Extracted text —
┌──

Although a working society does absolutely depend on food supply, societies that have tried to nationalize food were some of the bloodiest in history: millions died of starvation. But the somewhat free societies, those that don’t guarantee access to food, have the most abundant food supply history has ever seen.

No good or service can be isolated from the market – not even the police. Reality doesn’t work that way. The police need resources: guns, bulletproof vests, cars, desks, computers, etc. These things don’t grow on trees, nor do the police know how to manufacture any of them. So they have no choice but to buy them on the market. To do that, they need money. They also have to hire people and allocate resources to enforce the law: they have to decide which violations to investigate and prioritize. In other words, the police must deal with economic constraints like anyone else.

└──

Given entries —
┌──

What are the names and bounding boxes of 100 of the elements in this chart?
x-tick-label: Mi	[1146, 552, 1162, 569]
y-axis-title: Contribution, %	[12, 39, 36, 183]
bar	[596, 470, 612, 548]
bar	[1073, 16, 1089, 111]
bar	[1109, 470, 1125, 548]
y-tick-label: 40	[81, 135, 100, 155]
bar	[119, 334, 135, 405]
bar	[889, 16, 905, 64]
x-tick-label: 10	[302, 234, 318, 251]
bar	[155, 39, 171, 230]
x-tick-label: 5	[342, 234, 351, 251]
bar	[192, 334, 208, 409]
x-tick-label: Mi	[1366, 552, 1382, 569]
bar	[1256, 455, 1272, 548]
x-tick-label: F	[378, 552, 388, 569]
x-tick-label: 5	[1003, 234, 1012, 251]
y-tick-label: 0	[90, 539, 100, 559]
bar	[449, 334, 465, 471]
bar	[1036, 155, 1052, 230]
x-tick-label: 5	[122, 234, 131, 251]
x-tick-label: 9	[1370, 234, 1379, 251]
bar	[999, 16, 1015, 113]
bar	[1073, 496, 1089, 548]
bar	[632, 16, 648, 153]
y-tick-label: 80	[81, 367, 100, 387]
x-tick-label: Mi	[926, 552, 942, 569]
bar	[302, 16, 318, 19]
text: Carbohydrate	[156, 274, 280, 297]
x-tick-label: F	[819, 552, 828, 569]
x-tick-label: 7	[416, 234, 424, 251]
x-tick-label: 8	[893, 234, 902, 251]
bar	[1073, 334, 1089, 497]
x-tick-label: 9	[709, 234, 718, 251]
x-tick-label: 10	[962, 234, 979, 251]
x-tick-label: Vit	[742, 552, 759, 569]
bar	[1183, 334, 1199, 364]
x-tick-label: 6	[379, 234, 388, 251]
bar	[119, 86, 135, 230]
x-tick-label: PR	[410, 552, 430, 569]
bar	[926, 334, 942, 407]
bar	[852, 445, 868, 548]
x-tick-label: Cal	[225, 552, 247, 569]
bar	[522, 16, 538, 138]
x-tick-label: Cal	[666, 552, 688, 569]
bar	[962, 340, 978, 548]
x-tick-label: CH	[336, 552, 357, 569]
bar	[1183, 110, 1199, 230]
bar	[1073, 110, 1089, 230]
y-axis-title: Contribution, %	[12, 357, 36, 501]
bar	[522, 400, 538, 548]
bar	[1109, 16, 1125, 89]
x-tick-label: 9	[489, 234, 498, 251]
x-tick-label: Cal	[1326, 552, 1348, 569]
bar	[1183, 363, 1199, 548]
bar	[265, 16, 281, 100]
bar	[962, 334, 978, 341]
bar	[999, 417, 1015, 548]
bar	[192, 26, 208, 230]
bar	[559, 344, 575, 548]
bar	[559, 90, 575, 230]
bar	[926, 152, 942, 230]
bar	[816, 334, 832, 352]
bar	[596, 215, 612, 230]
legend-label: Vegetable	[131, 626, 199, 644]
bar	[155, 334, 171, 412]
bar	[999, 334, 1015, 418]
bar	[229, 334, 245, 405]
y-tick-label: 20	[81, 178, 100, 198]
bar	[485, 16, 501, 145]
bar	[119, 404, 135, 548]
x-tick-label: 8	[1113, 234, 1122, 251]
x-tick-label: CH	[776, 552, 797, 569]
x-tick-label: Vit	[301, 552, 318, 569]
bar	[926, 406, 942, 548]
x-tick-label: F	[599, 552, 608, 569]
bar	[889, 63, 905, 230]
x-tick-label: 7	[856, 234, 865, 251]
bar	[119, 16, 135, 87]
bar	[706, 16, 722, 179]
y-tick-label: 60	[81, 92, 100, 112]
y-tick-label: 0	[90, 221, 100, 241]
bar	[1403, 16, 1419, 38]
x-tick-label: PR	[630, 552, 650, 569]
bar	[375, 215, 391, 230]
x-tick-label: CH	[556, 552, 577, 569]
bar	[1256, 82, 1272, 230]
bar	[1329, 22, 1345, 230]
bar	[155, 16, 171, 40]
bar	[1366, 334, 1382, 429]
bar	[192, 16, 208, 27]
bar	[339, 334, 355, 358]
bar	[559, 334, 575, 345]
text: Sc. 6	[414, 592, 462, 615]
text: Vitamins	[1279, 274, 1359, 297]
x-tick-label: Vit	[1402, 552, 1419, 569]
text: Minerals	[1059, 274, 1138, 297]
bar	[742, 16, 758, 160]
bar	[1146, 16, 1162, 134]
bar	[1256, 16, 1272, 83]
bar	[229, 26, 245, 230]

└──

Exercises to complete —
1 – In the excerpt, list each resource that the police are said to need.
2 – Echo the excerpt word for word from "No good or service" up to and including "like anyone else.".

Exercise answers —
1 – guns, bulletproof vests, cars, desks, computers

2 –
No good or service can be isolated from the market – not even the police. Reality doesn’t work that way. The police need resources: guns, bulletproof vests, cars, desks, computers, etc. These things don’t grow on trees, nor do the police know how to manufacture any of them. So they have no choice but to buy them on the market. To do that, they need money. They also have to hire people and allocate resources to enforce the law: they have to decide which violations to investigate and prioritize. In other words, the police must deal with economic constraints like anyone else.